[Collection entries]
--
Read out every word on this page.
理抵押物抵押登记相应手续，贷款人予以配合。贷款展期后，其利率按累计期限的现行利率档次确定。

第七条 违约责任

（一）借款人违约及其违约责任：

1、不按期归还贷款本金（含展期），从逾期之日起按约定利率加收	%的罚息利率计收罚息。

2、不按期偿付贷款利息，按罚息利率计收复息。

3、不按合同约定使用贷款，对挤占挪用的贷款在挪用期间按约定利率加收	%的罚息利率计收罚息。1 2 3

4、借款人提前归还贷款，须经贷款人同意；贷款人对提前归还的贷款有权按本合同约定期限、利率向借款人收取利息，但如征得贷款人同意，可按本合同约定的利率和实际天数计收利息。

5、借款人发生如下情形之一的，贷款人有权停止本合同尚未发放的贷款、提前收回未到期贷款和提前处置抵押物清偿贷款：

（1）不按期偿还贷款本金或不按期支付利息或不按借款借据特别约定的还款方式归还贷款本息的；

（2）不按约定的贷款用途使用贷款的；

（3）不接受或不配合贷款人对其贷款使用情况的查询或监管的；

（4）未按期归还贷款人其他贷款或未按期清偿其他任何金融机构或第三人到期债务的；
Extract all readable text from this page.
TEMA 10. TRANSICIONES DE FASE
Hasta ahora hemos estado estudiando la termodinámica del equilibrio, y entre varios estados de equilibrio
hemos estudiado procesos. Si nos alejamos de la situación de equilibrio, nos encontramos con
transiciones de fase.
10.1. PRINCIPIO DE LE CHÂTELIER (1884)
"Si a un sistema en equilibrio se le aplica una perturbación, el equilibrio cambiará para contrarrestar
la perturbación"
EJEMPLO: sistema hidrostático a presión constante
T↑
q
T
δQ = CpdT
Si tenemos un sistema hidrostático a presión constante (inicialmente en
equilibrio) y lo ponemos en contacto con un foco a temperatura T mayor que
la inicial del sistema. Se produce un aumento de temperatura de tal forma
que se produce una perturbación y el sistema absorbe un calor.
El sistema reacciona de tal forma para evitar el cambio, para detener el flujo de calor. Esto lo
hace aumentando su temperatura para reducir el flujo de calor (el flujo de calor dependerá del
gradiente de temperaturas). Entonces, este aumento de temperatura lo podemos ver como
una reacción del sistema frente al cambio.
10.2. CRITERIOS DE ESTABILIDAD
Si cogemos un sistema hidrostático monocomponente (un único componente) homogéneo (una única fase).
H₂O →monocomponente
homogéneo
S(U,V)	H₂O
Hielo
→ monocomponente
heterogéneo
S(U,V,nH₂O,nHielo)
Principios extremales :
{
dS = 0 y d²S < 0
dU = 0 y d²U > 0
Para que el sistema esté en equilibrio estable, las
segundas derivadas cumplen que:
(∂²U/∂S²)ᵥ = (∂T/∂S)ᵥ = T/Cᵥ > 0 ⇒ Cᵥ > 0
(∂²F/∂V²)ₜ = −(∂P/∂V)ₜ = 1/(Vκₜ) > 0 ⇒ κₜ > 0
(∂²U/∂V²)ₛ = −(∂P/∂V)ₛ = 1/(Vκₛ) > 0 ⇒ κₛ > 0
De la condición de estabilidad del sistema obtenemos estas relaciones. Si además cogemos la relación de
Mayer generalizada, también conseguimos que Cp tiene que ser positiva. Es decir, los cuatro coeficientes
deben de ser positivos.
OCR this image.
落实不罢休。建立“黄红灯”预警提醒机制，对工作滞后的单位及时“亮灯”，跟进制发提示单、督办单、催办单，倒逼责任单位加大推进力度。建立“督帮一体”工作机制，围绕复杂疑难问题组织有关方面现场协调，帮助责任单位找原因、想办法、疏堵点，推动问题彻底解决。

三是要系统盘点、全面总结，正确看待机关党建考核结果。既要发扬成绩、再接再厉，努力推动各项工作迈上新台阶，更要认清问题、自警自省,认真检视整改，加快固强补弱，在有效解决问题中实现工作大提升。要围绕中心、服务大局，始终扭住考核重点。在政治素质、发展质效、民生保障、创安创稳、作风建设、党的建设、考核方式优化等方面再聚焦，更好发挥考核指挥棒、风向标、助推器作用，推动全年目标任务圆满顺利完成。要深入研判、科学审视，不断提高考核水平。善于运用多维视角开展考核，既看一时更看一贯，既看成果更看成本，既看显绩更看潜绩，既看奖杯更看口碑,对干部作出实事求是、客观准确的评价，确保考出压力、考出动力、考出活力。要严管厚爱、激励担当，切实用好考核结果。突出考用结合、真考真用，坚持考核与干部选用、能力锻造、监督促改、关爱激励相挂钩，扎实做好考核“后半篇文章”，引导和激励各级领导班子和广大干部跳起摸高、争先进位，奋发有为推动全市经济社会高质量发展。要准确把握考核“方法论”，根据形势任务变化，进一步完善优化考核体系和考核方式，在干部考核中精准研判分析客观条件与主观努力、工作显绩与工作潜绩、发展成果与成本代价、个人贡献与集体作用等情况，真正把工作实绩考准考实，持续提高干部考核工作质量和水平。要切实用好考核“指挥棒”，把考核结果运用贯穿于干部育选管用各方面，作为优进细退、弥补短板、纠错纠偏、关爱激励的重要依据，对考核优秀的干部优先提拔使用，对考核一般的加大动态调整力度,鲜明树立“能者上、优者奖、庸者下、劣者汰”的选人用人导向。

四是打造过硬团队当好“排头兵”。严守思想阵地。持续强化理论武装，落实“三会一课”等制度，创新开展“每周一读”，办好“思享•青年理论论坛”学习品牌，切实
--
- [Task to complete]
Repeat all the records. Match each line exactly.

- [Expected answer]
Read out every word on this page.
理抵押物抵押登记相应手续，贷款人予以配合。贷款展期后，其利率按累计期限的现行利率档次确定。

第七条 违约责任

（一）借款人违约及其违约责任：

1、不按期归还贷款本金（含展期），从逾期之日起按约定利率加收	%的罚息利率计收罚息。

2、不按期偿付贷款利息，按罚息利率计收复息。

3、不按合同约定使用贷款，对挤占挪用的贷款在挪用期间按约定利率加收	%的罚息利率计收罚息。1 2 3

4、借款人提前归还贷款，须经贷款人同意；贷款人对提前归还的贷款有权按本合同约定期限、利率向借款人收取利息，但如征得贷款人同意，可按本合同约定的利率和实际天数计收利息。

5、借款人发生如下情形之一的，贷款人有权停止本合同尚未发放的贷款、提前收回未到期贷款和提前处置抵押物清偿贷款：

（1）不按期偿还贷款本金或不按期支付利息或不按借款借据特别约定的还款方式归还贷款本息的；

（2）不按约定的贷款用途使用贷款的；

（3）不接受或不配合贷款人对其贷款使用情况的查询或监管的；

（4）未按期归还贷款人其他贷款或未按期清偿其他任何金融机构或第三人到期债务的；
Extract all readable text from this page.
TEMA 10. TRANSICIONES DE FASE
Hasta ahora hemos estado estudiando la termodinámica del equilibrio, y entre varios estados de equilibrio
hemos estudiado procesos. Si nos alejamos de la situación de equilibrio, nos encontramos con
transiciones de fase.
10.1. PRINCIPIO DE LE CHÂTELIER (1884)
"Si a un sistema en equilibrio se le aplica una perturbación, el equilibrio cambiará para contrarrestar
la perturbación"
EJEMPLO: sistema hidrostático a presión constante
T↑
q
T
δQ = CpdT
Si tenemos un sistema hidrostático a presión constante (inicialmente en
equilibrio) y lo ponemos en contacto con un foco a temperatura T mayor que
la inicial del sistema. Se produce un aumento de temperatura de tal forma
que se produce una perturbación y el sistema absorbe un calor.
El sistema reacciona de tal forma para evitar el cambio, para detener el flujo de calor. Esto lo
hace aumentando su temperatura para reducir el flujo de calor (el flujo de calor dependerá del
gradiente de temperaturas). Entonces, este aumento de temperatura lo podemos ver como
una reacción del sistema frente al cambio.
10.2. CRITERIOS DE ESTABILIDAD
Si cogemos un sistema hidrostático monocomponente (un único componente) homogéneo (una única fase).
H₂O →monocomponente
homogéneo
S(U,V)	H₂O
Hielo
→ monocomponente
heterogéneo
S(U,V,nH₂O,nHielo)
Principios extremales :
{
dS = 0 y d²S < 0
dU = 0 y d²U > 0
Para que el sistema esté en equilibrio estable, las
segundas derivadas cumplen que:
(∂²U/∂S²)ᵥ = (∂T/∂S)ᵥ = T/Cᵥ > 0 ⇒ Cᵥ > 0
(∂²F/∂V²)ₜ = −(∂P/∂V)ₜ = 1/(Vκₜ) > 0 ⇒ κₜ > 0
(∂²U/∂V²)ₛ = −(∂P/∂V)ₛ = 1/(Vκₛ) > 0 ⇒ κₛ > 0
De la condición de estabilidad del sistema obtenemos estas relaciones. Si además cogemos la relación de
Mayer generalizada, también conseguimos que Cp tiene que ser positiva. Es decir, los cuatro coeficientes
deben de ser positivos.
OCR this image.
落实不罢休。建立“黄红灯”预警提醒机制，对工作滞后的单位及时“亮灯”，跟进制发提示单、督办单、催办单，倒逼责任单位加大推进力度。建立“督帮一体”工作机制，围绕复杂疑难问题组织有关方面现场协调，帮助责任单位找原因、想办法、疏堵点，推动问题彻底解决。

三是要系统盘点、全面总结，正确看待机关党建考核结果。既要发扬成绩、再接再厉，努力推动各项工作迈上新台阶，更要认清问题、自警自省,认真检视整改，加快固强补弱，在有效解决问题中实现工作大提升。要围绕中心、服务大局，始终扭住考核重点。在政治素质、发展质效、民生保障、创安创稳、作风建设、党的建设、考核方式优化等方面再聚焦，更好发挥考核指挥棒、风向标、助推器作用，推动全年目标任务圆满顺利完成。要深入研判、科学审视，不断提高考核水平。善于运用多维视角开展考核，既看一时更看一贯，既看成果更看成本，既看显绩更看潜绩，既看奖杯更看口碑,对干部作出实事求是、客观准确的评价，确保考出压力、考出动力、考出活力。要严管厚爱、激励担当，切实用好考核结果。突出考用结合、真考真用，坚持考核与干部选用、能力锻造、监督促改、关爱激励相挂钩，扎实做好考核“后半篇文章”，引导和激励各级领导班子和广大干部跳起摸高、争先进位，奋发有为推动全市经济社会高质量发展。要准确把握考核“方法论”，根据形势任务变化，进一步完善优化考核体系和考核方式，在干部考核中精准研判分析客观条件与主观努力、工作显绩与工作潜绩、发展成果与成本代价、个人贡献与集体作用等情况，真正把工作实绩考准考实，持续提高干部考核工作质量和水平。要切实用好考核“指挥棒”，把考核结果运用贯穿于干部育选管用各方面，作为优进细退、弥补短板、纠错纠偏、关爱激励的重要依据，对考核优秀的干部优先提拔使用，对考核一般的加大动态调整力度,鲜明树立“能者上、优者奖、庸者下、劣者汰”的选人用人导向。

四是打造过硬团队当好“排头兵”。严守思想阵地。持续强化理论武装，落实“三会一课”等制度，创新开展“每周一读”，办好“思享•青年理论论坛”学习品牌，切实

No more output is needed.